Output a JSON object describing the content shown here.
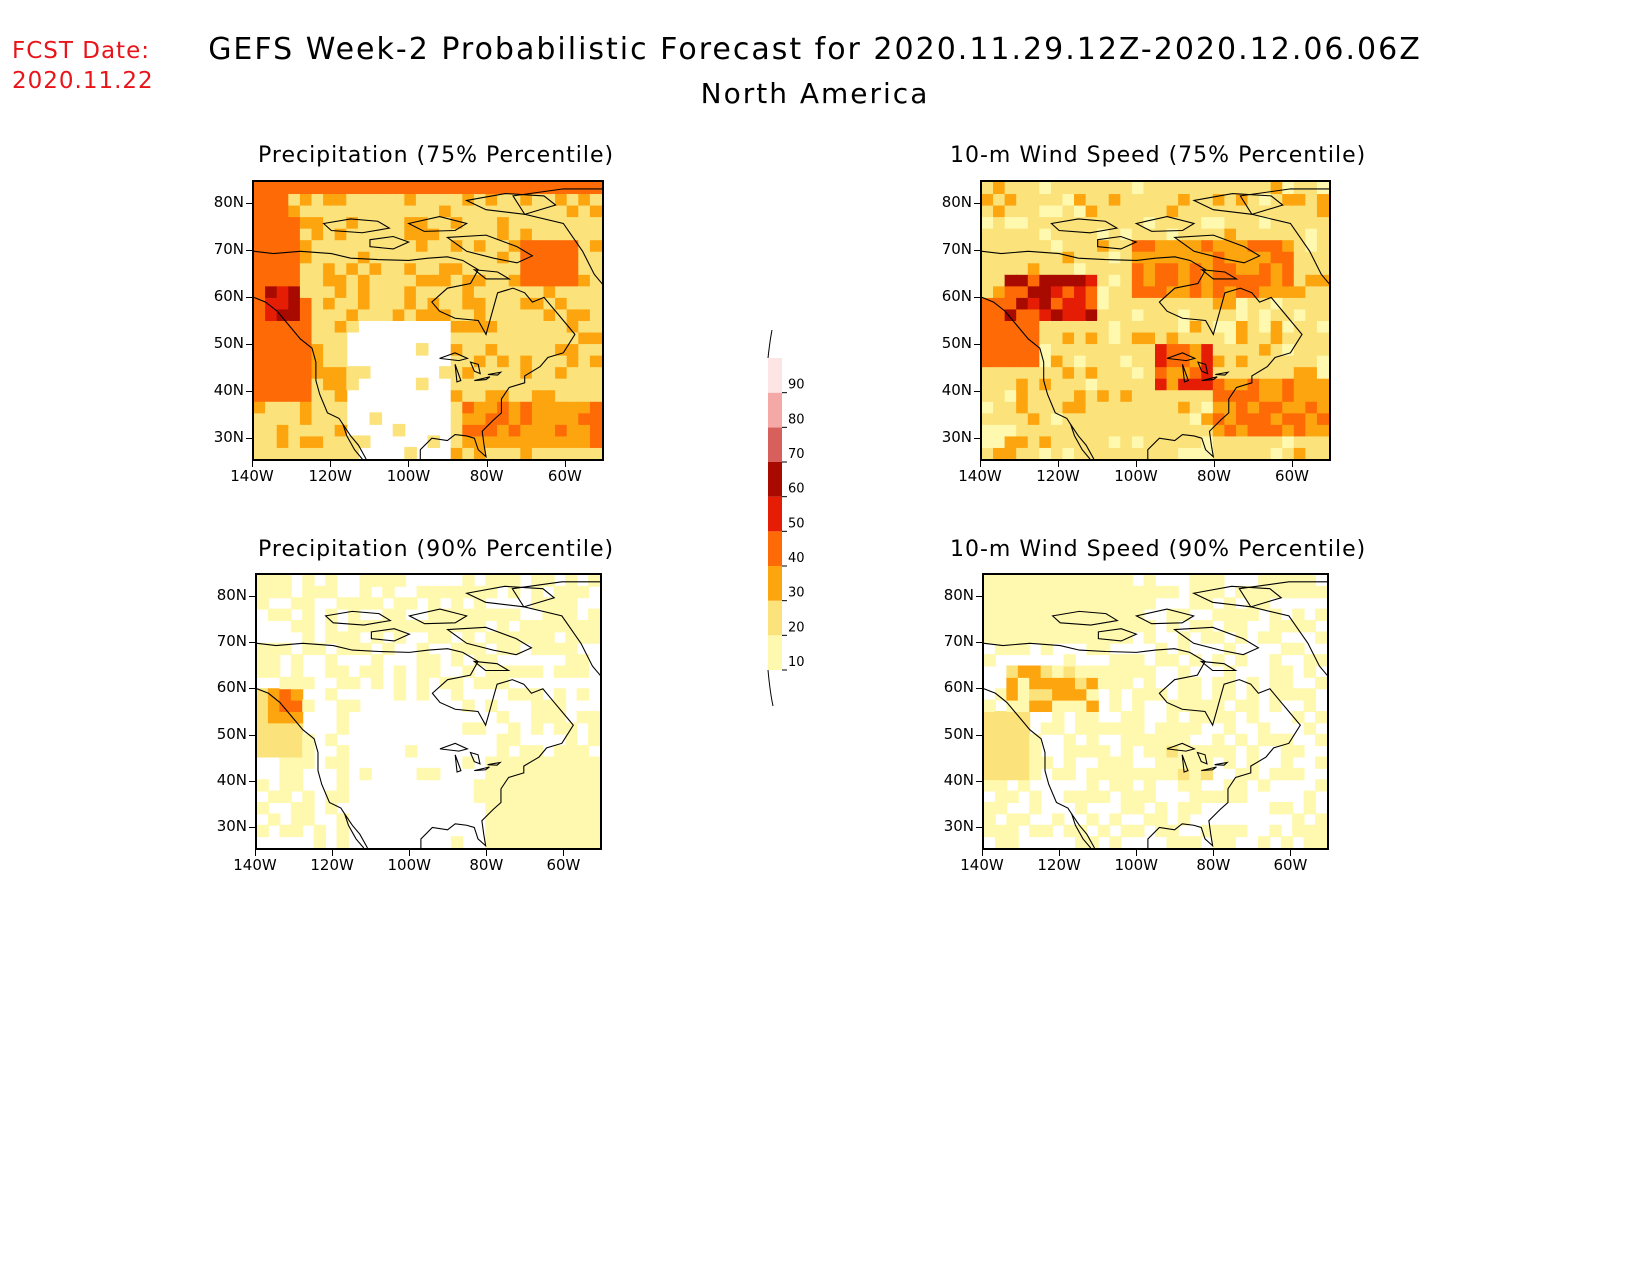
{
  "header": {
    "fcst_label": "FCST Date:",
    "fcst_date": "2020.11.22",
    "title": "GEFS Week-2 Probabilistic Forecast for 2020.11.29.12Z-2020.12.06.06Z",
    "subtitle": "North America",
    "fcst_color": "#e8141a"
  },
  "axes": {
    "lat_labels": [
      "80N",
      "70N",
      "60N",
      "50N",
      "40N",
      "30N"
    ],
    "lon_labels": [
      "140W",
      "120W",
      "100W",
      "80W",
      "60W"
    ],
    "lat_values": [
      80,
      70,
      60,
      50,
      40,
      30
    ],
    "lon_values": [
      -140,
      -120,
      -100,
      -80,
      -60
    ],
    "lat_range": [
      25,
      85
    ],
    "lon_range": [
      -140,
      -50
    ]
  },
  "panels": [
    {
      "id": "precip75",
      "title": "Precipitation (75% Percentile)",
      "variable": "precipitation",
      "percentile": 75
    },
    {
      "id": "wind75",
      "title": "10-m Wind Speed (75% Percentile)",
      "variable": "10-m wind speed",
      "percentile": 75
    },
    {
      "id": "precip90",
      "title": "Precipitation (90% Percentile)",
      "variable": "precipitation",
      "percentile": 90
    },
    {
      "id": "wind90",
      "title": "10-m Wind Speed (90% Percentile)",
      "variable": "10-m wind speed",
      "percentile": 90
    }
  ],
  "colorbar": {
    "levels": [
      "10",
      "20",
      "30",
      "40",
      "50",
      "60",
      "70",
      "80",
      "90"
    ],
    "colors": [
      "#fff9b0",
      "#fbe27a",
      "#fda50f",
      "#fd6a06",
      "#e51d05",
      "#a80a00",
      "#d8605c",
      "#f4a9a7",
      "#fde5e5"
    ]
  }
}
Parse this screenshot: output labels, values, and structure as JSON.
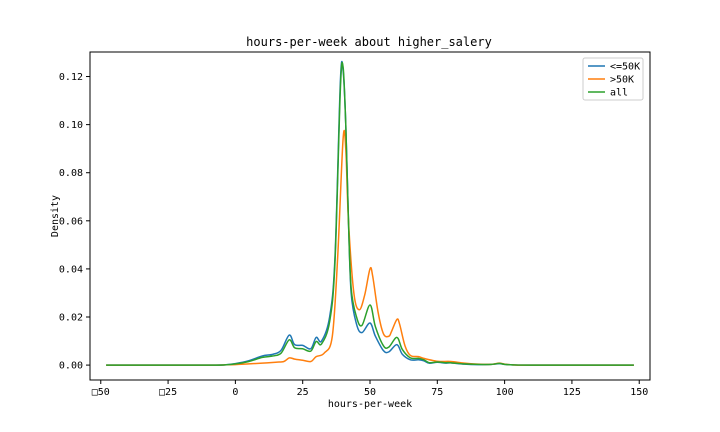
{
  "chart_data": {
    "type": "line",
    "title": "hours-per-week about higher_salery",
    "xlabel": "hours-per-week",
    "ylabel": "Density",
    "xlim": [
      -54,
      154
    ],
    "ylim": [
      -0.0062,
      0.1302
    ],
    "x_ticks": [
      -50,
      -25,
      0,
      25,
      50,
      75,
      100,
      125,
      150
    ],
    "x_tick_labels": [
      "□50",
      "□25",
      "0",
      "25",
      "50",
      "75",
      "100",
      "125",
      "150"
    ],
    "y_ticks": [
      0.0,
      0.02,
      0.04,
      0.06,
      0.08,
      0.1,
      0.12
    ],
    "y_tick_labels": [
      "0.00",
      "0.02",
      "0.04",
      "0.06",
      "0.08",
      "0.10",
      "0.12"
    ],
    "grid": false,
    "legend_position": "top-right",
    "series": [
      {
        "name": "<=50K",
        "color": "#1f77b4",
        "points": [
          [
            -48,
            0
          ],
          [
            -10,
            0
          ],
          [
            -4,
            0.0001
          ],
          [
            0,
            0.0006
          ],
          [
            5,
            0.0018
          ],
          [
            10,
            0.0038
          ],
          [
            14,
            0.0045
          ],
          [
            17,
            0.0062
          ],
          [
            20,
            0.0125
          ],
          [
            22,
            0.0085
          ],
          [
            25,
            0.0082
          ],
          [
            28,
            0.0068
          ],
          [
            30,
            0.0115
          ],
          [
            32,
            0.01
          ],
          [
            35,
            0.02
          ],
          [
            37,
            0.045
          ],
          [
            39,
            0.118
          ],
          [
            40,
            0.1225
          ],
          [
            41,
            0.1
          ],
          [
            42,
            0.06
          ],
          [
            43,
            0.03
          ],
          [
            45,
            0.017
          ],
          [
            47,
            0.0135
          ],
          [
            50,
            0.0175
          ],
          [
            52,
            0.012
          ],
          [
            55,
            0.006
          ],
          [
            57,
            0.0055
          ],
          [
            60,
            0.0085
          ],
          [
            62,
            0.0045
          ],
          [
            65,
            0.0022
          ],
          [
            68,
            0.0022
          ],
          [
            70,
            0.0018
          ],
          [
            72,
            0.0008
          ],
          [
            75,
            0.0012
          ],
          [
            78,
            0.0008
          ],
          [
            80,
            0.0009
          ],
          [
            85,
            0.0004
          ],
          [
            90,
            0.0002
          ],
          [
            95,
            0.0003
          ],
          [
            98,
            0.0006
          ],
          [
            100,
            0.0003
          ],
          [
            103,
            0.0001
          ],
          [
            110,
            0
          ],
          [
            148,
            0
          ]
        ]
      },
      {
        "name": ">50K",
        "color": "#ff7f0e",
        "points": [
          [
            -48,
            0
          ],
          [
            -10,
            0
          ],
          [
            -4,
            0.0001
          ],
          [
            0,
            0.0002
          ],
          [
            5,
            0.0005
          ],
          [
            10,
            0.0008
          ],
          [
            15,
            0.0012
          ],
          [
            18,
            0.0015
          ],
          [
            20,
            0.003
          ],
          [
            22,
            0.0025
          ],
          [
            25,
            0.002
          ],
          [
            28,
            0.0015
          ],
          [
            30,
            0.0035
          ],
          [
            33,
            0.005
          ],
          [
            36,
            0.012
          ],
          [
            38,
            0.045
          ],
          [
            40,
            0.094
          ],
          [
            41,
            0.09
          ],
          [
            42,
            0.06
          ],
          [
            44,
            0.03
          ],
          [
            46,
            0.023
          ],
          [
            48,
            0.029
          ],
          [
            50,
            0.04
          ],
          [
            51,
            0.037
          ],
          [
            53,
            0.022
          ],
          [
            55,
            0.013
          ],
          [
            57,
            0.012
          ],
          [
            58,
            0.014
          ],
          [
            60,
            0.019
          ],
          [
            61,
            0.017
          ],
          [
            63,
            0.008
          ],
          [
            65,
            0.004
          ],
          [
            68,
            0.0035
          ],
          [
            70,
            0.0028
          ],
          [
            73,
            0.002
          ],
          [
            76,
            0.0015
          ],
          [
            80,
            0.0015
          ],
          [
            85,
            0.0008
          ],
          [
            90,
            0.0004
          ],
          [
            95,
            0.0003
          ],
          [
            98,
            0.0008
          ],
          [
            100,
            0.0004
          ],
          [
            103,
            0.0001
          ],
          [
            110,
            0
          ],
          [
            148,
            0
          ]
        ]
      },
      {
        "name": "all",
        "color": "#2ca02c",
        "points": [
          [
            -48,
            0
          ],
          [
            -10,
            0
          ],
          [
            -4,
            0.0001
          ],
          [
            0,
            0.0005
          ],
          [
            5,
            0.0015
          ],
          [
            10,
            0.0032
          ],
          [
            14,
            0.0038
          ],
          [
            17,
            0.005
          ],
          [
            20,
            0.0105
          ],
          [
            22,
            0.0072
          ],
          [
            25,
            0.0068
          ],
          [
            28,
            0.0058
          ],
          [
            30,
            0.0098
          ],
          [
            32,
            0.0088
          ],
          [
            35,
            0.018
          ],
          [
            37,
            0.043
          ],
          [
            39,
            0.115
          ],
          [
            40,
            0.124
          ],
          [
            41,
            0.1
          ],
          [
            42,
            0.06
          ],
          [
            43,
            0.032
          ],
          [
            45,
            0.02
          ],
          [
            47,
            0.0165
          ],
          [
            50,
            0.025
          ],
          [
            52,
            0.016
          ],
          [
            55,
            0.008
          ],
          [
            57,
            0.0075
          ],
          [
            60,
            0.0115
          ],
          [
            62,
            0.0065
          ],
          [
            65,
            0.003
          ],
          [
            68,
            0.0028
          ],
          [
            70,
            0.0022
          ],
          [
            72,
            0.001
          ],
          [
            75,
            0.0013
          ],
          [
            78,
            0.001
          ],
          [
            80,
            0.001
          ],
          [
            85,
            0.0005
          ],
          [
            90,
            0.0003
          ],
          [
            95,
            0.0003
          ],
          [
            98,
            0.0007
          ],
          [
            100,
            0.0003
          ],
          [
            103,
            0.0001
          ],
          [
            110,
            0
          ],
          [
            148,
            0
          ]
        ]
      }
    ]
  }
}
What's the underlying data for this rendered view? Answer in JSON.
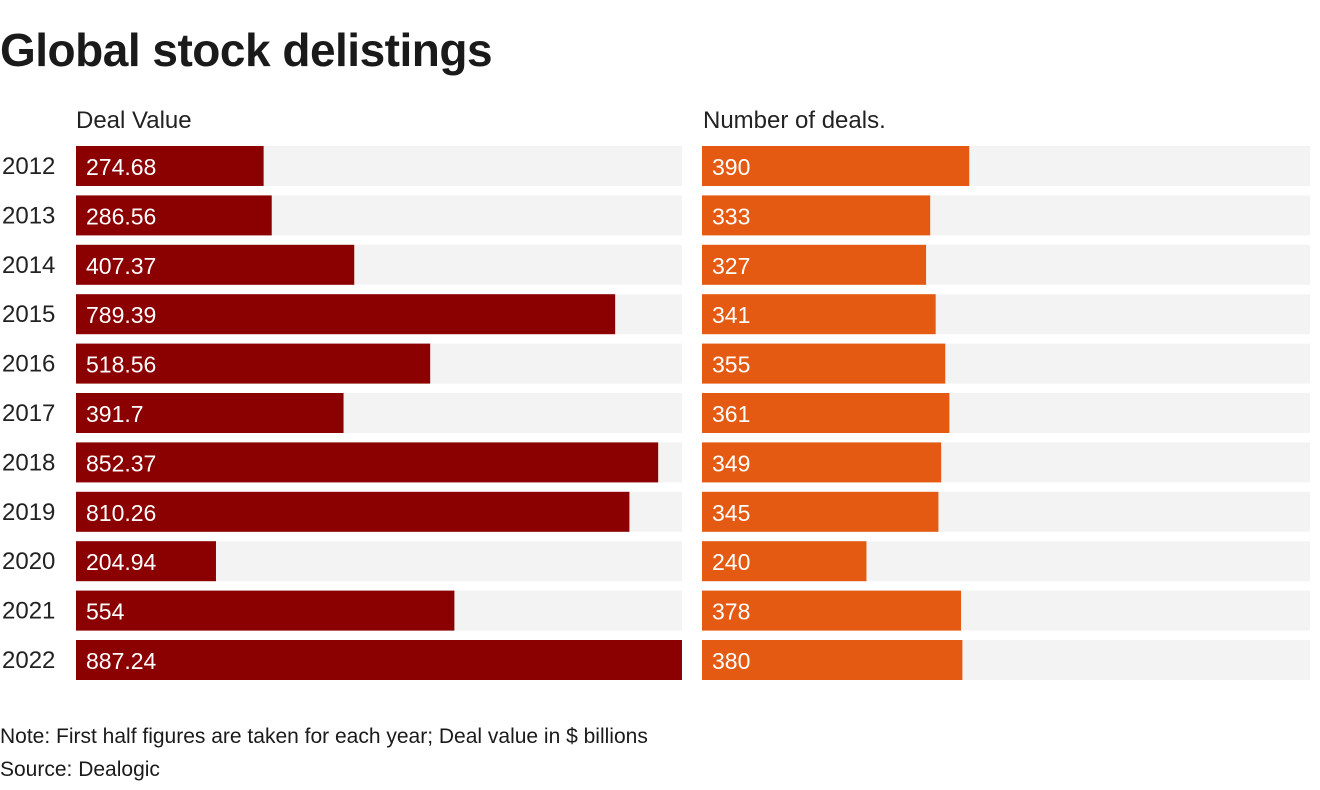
{
  "title": "Global stock delistings",
  "note": "Note: First half figures are taken for each year; Deal value in $ billions",
  "source": "Source: Dealogic",
  "colors": {
    "deal_value": "#8b0000",
    "deal_count": "#e55a12",
    "track": "#f3f3f3",
    "label_dark": "#222222",
    "bar_label": "#ffffff"
  },
  "chart_data": [
    {
      "type": "bar",
      "orientation": "horizontal",
      "title": "Deal Value",
      "categories": [
        "2012",
        "2013",
        "2014",
        "2015",
        "2016",
        "2017",
        "2018",
        "2019",
        "2020",
        "2021",
        "2022"
      ],
      "values": [
        274.68,
        286.56,
        407.37,
        789.39,
        518.56,
        391.7,
        852.37,
        810.26,
        204.94,
        554,
        887.24
      ],
      "labels": [
        "274.68",
        "286.56",
        "407.37",
        "789.39",
        "518.56",
        "391.7",
        "852.37",
        "810.26",
        "204.94",
        "554",
        "887.24"
      ],
      "xlim": [
        0,
        887.24
      ],
      "grid": false
    },
    {
      "type": "bar",
      "orientation": "horizontal",
      "title": "Number of deals.",
      "categories": [
        "2012",
        "2013",
        "2014",
        "2015",
        "2016",
        "2017",
        "2018",
        "2019",
        "2020",
        "2021",
        "2022"
      ],
      "values": [
        390,
        333,
        327,
        341,
        355,
        361,
        349,
        345,
        240,
        378,
        380
      ],
      "labels": [
        "390",
        "333",
        "327",
        "341",
        "355",
        "361",
        "349",
        "345",
        "240",
        "378",
        "380"
      ],
      "xlim": [
        0,
        887.24
      ],
      "grid": false
    }
  ]
}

__________

[Your objective] Collect each line of the entries that has the word "JSON", copying it in full.

[Completed task]
Output a JSON object describing the content shown here.
Parse this screenshot: output labels, values, and structure as JSON.
What's the underlying data for this rendered view? Answer in JSON.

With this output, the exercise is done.